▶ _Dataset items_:
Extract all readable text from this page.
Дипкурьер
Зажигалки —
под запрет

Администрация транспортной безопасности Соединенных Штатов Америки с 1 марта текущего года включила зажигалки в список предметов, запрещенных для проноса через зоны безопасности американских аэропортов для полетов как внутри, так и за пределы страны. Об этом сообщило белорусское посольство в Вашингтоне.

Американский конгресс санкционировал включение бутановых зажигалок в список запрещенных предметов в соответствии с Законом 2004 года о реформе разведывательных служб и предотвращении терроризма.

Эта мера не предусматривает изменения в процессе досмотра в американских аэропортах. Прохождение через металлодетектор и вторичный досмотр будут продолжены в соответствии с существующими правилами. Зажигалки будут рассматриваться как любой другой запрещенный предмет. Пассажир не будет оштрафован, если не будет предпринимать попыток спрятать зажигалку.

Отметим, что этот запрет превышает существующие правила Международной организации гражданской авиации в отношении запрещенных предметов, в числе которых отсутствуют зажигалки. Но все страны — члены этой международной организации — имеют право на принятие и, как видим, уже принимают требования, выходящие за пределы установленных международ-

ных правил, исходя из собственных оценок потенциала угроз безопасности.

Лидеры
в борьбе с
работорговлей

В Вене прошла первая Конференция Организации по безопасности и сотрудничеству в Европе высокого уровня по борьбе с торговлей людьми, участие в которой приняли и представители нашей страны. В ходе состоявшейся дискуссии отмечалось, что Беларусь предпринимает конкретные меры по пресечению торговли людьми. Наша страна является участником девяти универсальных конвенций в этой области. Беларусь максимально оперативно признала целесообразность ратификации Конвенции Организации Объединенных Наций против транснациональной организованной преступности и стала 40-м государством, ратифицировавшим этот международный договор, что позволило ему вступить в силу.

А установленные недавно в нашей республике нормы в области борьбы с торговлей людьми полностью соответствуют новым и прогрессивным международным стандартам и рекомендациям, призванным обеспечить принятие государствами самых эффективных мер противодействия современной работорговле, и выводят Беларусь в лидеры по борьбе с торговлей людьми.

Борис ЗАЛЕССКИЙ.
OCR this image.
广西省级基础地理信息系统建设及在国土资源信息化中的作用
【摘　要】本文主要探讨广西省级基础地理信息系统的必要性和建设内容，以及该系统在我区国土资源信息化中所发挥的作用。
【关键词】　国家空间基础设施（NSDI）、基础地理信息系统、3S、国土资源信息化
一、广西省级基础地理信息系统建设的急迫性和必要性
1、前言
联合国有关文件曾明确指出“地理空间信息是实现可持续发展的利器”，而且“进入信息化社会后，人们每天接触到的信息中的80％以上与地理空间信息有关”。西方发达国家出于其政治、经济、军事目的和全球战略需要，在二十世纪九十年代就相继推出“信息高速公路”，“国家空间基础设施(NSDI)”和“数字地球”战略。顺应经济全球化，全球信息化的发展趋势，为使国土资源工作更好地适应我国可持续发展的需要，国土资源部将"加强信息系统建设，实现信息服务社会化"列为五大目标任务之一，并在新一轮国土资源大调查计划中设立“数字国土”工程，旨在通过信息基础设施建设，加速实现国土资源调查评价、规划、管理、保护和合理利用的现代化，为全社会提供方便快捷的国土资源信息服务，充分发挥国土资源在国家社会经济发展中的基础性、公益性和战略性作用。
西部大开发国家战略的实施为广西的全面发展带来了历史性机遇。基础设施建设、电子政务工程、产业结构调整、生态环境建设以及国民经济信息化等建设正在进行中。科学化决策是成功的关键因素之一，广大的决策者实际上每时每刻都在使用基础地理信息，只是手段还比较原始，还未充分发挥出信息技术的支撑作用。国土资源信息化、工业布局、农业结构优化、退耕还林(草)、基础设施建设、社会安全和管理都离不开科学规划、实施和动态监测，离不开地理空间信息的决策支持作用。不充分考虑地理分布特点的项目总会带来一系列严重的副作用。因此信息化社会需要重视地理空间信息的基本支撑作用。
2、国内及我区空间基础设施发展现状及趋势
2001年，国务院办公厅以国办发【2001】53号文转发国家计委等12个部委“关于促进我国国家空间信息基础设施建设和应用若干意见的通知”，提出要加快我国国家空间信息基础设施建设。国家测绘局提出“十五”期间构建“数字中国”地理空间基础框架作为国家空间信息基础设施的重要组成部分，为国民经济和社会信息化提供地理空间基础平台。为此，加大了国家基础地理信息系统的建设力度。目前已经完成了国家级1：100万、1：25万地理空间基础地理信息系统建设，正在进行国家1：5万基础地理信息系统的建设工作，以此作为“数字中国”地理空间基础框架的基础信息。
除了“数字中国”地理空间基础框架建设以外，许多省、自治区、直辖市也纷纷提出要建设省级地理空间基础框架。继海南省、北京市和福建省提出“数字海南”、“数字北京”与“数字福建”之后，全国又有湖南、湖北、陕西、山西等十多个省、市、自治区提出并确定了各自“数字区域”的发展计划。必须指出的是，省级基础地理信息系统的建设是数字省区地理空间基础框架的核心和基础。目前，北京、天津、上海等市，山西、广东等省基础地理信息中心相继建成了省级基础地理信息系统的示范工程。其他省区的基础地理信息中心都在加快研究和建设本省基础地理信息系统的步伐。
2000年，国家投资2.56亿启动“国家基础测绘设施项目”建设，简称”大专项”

▶ _Exercise brief_: How many lines in the records hold the string "людьми"? Reply with the number alone.

▶ _Finished exercise_: 2